> [Provided records]:
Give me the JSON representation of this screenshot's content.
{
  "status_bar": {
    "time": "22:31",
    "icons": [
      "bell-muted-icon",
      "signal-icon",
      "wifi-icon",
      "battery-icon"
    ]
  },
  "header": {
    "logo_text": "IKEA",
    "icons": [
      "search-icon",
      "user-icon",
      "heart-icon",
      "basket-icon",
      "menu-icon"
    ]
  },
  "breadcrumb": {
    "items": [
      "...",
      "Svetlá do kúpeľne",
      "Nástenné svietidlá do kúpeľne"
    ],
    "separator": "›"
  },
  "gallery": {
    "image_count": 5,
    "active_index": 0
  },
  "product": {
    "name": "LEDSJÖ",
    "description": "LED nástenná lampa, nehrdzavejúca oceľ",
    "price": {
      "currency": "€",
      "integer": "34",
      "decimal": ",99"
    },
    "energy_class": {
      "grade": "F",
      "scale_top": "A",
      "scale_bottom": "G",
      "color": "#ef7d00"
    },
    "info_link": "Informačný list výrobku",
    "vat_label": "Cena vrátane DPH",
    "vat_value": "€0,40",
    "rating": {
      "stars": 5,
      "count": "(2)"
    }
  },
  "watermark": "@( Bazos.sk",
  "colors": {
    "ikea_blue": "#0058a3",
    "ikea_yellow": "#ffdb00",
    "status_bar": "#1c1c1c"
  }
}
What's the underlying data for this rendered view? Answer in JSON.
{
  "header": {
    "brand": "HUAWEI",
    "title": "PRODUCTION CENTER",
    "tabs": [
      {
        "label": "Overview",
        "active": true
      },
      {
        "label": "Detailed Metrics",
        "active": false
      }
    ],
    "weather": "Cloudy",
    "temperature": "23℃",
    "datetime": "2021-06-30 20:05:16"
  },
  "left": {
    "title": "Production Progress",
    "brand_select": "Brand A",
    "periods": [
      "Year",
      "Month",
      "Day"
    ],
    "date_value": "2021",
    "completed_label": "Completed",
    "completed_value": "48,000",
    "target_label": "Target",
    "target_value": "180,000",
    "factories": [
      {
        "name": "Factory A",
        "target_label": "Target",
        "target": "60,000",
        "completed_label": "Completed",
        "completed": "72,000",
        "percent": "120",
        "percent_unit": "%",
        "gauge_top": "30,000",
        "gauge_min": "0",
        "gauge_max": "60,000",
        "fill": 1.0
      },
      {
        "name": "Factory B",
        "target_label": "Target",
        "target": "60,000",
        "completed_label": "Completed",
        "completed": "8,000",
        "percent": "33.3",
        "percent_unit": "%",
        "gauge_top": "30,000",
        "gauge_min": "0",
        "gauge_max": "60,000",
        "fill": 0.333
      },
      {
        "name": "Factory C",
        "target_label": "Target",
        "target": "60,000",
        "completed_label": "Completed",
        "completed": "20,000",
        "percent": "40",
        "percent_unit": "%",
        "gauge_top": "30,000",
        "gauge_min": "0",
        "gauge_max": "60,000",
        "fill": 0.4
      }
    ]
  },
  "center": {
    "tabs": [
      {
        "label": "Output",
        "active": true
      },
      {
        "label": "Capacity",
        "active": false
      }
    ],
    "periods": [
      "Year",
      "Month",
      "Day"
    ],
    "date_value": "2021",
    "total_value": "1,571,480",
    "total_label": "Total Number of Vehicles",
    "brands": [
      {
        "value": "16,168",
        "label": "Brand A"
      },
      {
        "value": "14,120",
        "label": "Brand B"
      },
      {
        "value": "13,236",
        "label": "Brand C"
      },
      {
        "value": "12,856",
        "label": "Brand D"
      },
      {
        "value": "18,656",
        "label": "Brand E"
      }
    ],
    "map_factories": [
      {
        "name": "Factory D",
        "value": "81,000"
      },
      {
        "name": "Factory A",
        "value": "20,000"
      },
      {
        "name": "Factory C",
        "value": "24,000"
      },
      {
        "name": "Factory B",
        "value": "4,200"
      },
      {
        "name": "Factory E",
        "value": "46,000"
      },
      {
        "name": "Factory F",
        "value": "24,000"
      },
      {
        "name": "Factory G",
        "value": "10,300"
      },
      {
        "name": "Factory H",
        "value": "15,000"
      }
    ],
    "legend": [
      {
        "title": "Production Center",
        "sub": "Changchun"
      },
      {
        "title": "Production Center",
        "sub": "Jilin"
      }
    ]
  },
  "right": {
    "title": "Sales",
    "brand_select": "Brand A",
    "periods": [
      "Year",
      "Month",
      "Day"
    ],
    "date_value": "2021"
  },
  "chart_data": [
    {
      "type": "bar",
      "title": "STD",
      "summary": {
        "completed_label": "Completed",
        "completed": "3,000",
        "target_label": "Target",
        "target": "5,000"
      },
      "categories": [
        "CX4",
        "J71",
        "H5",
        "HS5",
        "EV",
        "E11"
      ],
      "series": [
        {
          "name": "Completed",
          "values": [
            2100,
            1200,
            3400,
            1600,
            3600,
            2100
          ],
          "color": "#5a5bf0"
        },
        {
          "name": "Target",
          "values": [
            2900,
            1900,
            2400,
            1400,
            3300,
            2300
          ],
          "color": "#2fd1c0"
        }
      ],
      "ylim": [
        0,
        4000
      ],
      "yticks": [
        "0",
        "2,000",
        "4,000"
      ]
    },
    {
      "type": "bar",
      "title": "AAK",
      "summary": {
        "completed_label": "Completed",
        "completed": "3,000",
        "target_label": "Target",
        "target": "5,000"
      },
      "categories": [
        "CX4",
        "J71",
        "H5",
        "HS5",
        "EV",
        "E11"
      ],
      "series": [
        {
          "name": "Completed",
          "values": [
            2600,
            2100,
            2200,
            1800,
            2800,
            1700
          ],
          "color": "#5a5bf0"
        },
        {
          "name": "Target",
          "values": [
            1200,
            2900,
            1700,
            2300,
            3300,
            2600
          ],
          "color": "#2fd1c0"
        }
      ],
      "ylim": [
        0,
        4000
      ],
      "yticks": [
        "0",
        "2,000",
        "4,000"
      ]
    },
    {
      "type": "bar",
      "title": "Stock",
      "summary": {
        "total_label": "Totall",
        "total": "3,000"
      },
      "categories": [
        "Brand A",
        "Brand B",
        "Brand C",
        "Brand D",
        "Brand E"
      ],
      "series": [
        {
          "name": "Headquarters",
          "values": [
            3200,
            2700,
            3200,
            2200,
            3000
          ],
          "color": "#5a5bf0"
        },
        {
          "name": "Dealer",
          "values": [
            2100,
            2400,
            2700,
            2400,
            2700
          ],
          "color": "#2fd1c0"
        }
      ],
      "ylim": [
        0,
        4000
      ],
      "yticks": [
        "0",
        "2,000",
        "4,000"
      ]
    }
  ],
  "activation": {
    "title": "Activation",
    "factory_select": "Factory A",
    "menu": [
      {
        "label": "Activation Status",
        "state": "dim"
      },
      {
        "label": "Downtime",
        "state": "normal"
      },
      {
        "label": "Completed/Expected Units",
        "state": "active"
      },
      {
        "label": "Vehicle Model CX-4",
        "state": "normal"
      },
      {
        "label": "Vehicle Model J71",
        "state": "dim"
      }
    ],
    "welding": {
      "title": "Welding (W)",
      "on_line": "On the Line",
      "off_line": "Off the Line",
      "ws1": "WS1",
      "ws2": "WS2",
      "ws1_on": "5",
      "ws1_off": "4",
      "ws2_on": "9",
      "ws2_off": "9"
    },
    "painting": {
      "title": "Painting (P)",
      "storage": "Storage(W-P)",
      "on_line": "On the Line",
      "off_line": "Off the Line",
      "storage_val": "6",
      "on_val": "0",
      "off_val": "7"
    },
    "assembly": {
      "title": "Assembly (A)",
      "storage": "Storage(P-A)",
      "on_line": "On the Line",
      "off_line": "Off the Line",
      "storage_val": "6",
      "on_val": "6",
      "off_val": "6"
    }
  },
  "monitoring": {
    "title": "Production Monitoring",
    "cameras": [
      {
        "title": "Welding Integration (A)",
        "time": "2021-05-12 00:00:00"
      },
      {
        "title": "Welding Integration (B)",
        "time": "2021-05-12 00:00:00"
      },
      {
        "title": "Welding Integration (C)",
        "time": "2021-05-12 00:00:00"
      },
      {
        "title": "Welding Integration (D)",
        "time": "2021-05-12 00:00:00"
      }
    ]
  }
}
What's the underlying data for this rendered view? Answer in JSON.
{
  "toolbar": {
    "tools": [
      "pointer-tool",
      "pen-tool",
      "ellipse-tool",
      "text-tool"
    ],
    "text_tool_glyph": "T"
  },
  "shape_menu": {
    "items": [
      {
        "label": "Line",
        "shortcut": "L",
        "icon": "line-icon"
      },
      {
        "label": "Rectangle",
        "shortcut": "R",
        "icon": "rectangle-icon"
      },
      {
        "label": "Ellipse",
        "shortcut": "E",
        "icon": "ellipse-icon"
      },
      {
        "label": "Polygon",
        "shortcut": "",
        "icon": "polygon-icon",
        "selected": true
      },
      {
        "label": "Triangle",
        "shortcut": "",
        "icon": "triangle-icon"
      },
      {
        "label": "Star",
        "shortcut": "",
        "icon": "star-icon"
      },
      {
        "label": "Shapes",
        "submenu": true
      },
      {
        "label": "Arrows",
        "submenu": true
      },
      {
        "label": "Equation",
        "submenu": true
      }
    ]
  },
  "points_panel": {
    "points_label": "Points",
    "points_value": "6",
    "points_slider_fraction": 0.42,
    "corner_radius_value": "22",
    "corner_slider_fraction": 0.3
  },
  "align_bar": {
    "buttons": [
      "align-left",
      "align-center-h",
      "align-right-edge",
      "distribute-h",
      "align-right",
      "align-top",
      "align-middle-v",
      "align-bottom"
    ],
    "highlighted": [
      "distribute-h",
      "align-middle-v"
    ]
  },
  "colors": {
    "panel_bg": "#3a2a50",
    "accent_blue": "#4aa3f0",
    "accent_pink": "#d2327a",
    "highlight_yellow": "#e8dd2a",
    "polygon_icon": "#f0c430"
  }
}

> [Request]: Gather up the lines containing the word "Factory" from these records and copy them.

> [Response below]:
        "name": "Factory A",
        "name": "Factory B",
        "name": "Factory C",
        "name": "Factory D",
        "name": "Factory A",
        "name": "Factory C",
        "name": "Factory B",
        "name": "Factory E",
        "name": "Factory F",
        "name": "Factory G",
        "name": "Factory H",
    "factory_select": "Factory A",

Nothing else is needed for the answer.